EXERCISE OBJECTIVE »
Filter these entries so that only lines with the word "signal" remain.

(MATERIAL PROVIDED Opens)

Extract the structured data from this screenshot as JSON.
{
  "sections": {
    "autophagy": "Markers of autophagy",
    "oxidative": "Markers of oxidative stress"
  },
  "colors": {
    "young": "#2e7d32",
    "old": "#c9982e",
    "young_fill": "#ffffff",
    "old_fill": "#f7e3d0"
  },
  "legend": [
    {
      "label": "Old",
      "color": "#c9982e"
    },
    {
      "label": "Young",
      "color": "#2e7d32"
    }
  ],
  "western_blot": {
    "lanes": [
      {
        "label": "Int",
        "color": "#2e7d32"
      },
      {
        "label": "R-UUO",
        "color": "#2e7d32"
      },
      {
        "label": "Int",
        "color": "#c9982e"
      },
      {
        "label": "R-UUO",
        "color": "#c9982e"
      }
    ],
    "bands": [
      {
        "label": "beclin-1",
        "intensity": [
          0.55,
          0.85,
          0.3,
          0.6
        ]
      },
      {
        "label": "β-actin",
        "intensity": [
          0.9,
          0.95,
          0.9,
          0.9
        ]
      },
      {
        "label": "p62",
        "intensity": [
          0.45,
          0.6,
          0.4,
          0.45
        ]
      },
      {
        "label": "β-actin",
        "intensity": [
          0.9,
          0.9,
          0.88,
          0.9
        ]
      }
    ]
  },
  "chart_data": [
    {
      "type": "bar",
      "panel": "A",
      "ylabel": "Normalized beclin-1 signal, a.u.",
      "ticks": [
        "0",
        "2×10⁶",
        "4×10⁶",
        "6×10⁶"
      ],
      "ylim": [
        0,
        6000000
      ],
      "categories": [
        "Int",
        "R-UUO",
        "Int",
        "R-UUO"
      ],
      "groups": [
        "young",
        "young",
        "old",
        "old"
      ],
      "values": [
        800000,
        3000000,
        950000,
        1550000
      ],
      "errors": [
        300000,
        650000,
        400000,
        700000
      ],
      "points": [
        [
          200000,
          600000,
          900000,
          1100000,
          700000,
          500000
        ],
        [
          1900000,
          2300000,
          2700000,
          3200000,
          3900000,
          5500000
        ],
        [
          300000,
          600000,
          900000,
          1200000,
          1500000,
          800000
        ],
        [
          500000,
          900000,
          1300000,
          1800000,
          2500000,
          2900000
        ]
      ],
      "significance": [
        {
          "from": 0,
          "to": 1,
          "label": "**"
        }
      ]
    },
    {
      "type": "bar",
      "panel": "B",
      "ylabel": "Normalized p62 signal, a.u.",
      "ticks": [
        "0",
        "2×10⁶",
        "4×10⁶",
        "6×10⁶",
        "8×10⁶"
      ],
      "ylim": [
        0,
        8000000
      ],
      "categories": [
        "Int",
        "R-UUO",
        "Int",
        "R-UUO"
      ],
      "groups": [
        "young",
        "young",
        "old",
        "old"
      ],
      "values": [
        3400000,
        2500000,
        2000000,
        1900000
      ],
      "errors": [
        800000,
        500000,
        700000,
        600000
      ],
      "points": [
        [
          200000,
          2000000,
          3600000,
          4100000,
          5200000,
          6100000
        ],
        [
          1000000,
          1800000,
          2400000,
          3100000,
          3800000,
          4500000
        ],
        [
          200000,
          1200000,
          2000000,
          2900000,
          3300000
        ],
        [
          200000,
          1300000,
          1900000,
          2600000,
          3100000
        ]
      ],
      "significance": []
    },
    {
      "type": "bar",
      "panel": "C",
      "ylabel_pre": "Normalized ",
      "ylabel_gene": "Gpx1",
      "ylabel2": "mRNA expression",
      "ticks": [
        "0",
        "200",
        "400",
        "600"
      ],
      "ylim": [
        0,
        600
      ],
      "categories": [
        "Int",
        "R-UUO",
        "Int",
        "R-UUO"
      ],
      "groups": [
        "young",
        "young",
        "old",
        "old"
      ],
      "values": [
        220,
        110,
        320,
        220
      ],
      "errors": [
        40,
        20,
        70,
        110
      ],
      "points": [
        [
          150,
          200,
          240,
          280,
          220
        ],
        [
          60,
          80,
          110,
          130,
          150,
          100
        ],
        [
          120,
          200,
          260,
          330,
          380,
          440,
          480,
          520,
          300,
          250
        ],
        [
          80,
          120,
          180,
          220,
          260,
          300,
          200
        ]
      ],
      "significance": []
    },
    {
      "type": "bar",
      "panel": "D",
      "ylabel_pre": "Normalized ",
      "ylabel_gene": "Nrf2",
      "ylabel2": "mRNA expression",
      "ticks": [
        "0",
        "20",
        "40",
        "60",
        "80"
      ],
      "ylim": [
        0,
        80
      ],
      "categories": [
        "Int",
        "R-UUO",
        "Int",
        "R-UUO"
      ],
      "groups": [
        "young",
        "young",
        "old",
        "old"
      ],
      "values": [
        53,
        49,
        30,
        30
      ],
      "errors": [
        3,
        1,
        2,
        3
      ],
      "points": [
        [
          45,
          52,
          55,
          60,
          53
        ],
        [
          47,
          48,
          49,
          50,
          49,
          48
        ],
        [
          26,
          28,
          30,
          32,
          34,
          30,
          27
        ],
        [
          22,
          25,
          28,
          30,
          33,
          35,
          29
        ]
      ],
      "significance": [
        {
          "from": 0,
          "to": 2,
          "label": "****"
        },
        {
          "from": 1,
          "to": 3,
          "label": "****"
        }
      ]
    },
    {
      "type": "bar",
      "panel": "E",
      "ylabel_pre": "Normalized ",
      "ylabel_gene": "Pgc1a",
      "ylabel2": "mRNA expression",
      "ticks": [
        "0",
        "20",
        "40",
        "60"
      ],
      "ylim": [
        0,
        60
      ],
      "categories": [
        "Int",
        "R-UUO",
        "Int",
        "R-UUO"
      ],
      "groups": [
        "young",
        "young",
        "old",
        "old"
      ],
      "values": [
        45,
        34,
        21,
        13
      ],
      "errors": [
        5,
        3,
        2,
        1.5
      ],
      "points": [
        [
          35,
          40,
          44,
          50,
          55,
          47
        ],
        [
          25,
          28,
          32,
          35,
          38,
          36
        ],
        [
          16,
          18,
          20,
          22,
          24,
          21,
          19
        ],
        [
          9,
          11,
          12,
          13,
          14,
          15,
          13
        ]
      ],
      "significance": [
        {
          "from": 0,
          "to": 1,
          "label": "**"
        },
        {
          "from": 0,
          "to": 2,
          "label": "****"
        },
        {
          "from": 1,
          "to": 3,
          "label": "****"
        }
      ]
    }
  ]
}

(MATERIAL PROVIDED Closes)

REPLY »
      "ylabel": "Normalized beclin-1 signal, a.u.",
      "ylabel": "Normalized p62 signal, a.u.",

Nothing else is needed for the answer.